▸ STORED DATA:
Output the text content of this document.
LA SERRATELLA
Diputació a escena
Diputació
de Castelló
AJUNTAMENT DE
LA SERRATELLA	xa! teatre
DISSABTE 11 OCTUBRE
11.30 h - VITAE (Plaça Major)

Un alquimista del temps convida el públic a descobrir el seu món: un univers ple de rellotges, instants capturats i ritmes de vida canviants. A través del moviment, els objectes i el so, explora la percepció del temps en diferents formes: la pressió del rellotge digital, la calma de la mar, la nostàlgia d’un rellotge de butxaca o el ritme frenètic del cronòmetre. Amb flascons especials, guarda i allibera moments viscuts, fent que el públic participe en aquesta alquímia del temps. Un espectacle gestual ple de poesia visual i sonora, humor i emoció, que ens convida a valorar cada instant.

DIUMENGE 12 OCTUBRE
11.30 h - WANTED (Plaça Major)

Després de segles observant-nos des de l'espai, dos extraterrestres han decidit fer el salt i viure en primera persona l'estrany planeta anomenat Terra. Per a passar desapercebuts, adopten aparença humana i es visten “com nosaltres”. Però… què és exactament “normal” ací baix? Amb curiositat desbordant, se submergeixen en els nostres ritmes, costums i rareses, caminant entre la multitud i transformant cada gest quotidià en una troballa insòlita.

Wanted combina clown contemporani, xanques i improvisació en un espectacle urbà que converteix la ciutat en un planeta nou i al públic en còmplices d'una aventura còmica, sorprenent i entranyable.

▸ WHAT THE EXERCISE ASKS: Provide all the records again, word for word.

▸ TASK RESULT:
Output the text content of this document.
LA SERRATELLA
Diputació a escena
Diputació
de Castelló
AJUNTAMENT DE
LA SERRATELLA	xa! teatre
DISSABTE 11 OCTUBRE
11.30 h - VITAE (Plaça Major)

Un alquimista del temps convida el públic a descobrir el seu món: un univers ple de rellotges, instants capturats i ritmes de vida canviants. A través del moviment, els objectes i el so, explora la percepció del temps en diferents formes: la pressió del rellotge digital, la calma de la mar, la nostàlgia d’un rellotge de butxaca o el ritme frenètic del cronòmetre. Amb flascons especials, guarda i allibera moments viscuts, fent que el públic participe en aquesta alquímia del temps. Un espectacle gestual ple de poesia visual i sonora, humor i emoció, que ens convida a valorar cada instant.

DIUMENGE 12 OCTUBRE
11.30 h - WANTED (Plaça Major)

Després de segles observant-nos des de l'espai, dos extraterrestres han decidit fer el salt i viure en primera persona l'estrany planeta anomenat Terra. Per a passar desapercebuts, adopten aparença humana i es visten “com nosaltres”. Però… què és exactament “normal” ací baix? Amb curiositat desbordant, se submergeixen en els nostres ritmes, costums i rareses, caminant entre la multitud i transformant cada gest quotidià en una troballa insòlita.

Wanted combina clown contemporani, xanques i improvisació en un espectacle urbà que converteix la ciutat en un planeta nou i al públic en còmplices d'una aventura còmica, sorprenent i entranyable.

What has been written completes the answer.